§ TASK DATA
•••••
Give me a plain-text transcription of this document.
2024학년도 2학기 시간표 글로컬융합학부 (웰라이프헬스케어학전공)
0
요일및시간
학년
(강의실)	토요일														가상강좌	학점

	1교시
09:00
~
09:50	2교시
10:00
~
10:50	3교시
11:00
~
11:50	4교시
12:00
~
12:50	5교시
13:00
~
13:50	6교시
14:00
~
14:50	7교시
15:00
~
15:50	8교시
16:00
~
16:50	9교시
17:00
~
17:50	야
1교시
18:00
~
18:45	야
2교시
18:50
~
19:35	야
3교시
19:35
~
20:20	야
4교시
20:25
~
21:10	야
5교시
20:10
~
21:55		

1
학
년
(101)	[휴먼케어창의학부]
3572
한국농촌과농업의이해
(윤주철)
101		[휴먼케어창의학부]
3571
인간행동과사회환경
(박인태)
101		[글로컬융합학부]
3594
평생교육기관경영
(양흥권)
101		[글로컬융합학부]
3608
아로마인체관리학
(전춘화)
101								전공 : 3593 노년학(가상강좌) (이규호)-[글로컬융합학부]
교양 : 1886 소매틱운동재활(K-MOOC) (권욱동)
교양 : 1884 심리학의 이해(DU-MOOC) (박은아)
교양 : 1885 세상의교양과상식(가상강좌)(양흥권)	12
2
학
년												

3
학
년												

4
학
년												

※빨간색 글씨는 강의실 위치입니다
•••••
§ TASK DESCRIPTION
Give back the whole listing exactly as it reads.

§ COMPLETE OUTPUT
Give me a plain-text transcription of this document.
2024학년도 2학기 시간표 글로컬융합학부 (웰라이프헬스케어학전공)
0
요일및시간
학년
(강의실)	토요일														가상강좌	학점

	1교시
09:00
~
09:50	2교시
10:00
~
10:50	3교시
11:00
~
11:50	4교시
12:00
~
12:50	5교시
13:00
~
13:50	6교시
14:00
~
14:50	7교시
15:00
~
15:50	8교시
16:00
~
16:50	9교시
17:00
~
17:50	야
1교시
18:00
~
18:45	야
2교시
18:50
~
19:35	야
3교시
19:35
~
20:20	야
4교시
20:25
~
21:10	야
5교시
20:10
~
21:55		

1
학
년
(101)	[휴먼케어창의학부]
3572
한국농촌과농업의이해
(윤주철)
101		[휴먼케어창의학부]
3571
인간행동과사회환경
(박인태)
101		[글로컬융합학부]
3594
평생교육기관경영
(양흥권)
101		[글로컬융합학부]
3608
아로마인체관리학
(전춘화)
101								전공 : 3593 노년학(가상강좌) (이규호)-[글로컬융합학부]
교양 : 1886 소매틱운동재활(K-MOOC) (권욱동)
교양 : 1884 심리학의 이해(DU-MOOC) (박은아)
교양 : 1885 세상의교양과상식(가상강좌)(양흥권)	12
2
학
년												

3
학
년												

4
학
년												

※빨간색 글씨는 강의실 위치입니다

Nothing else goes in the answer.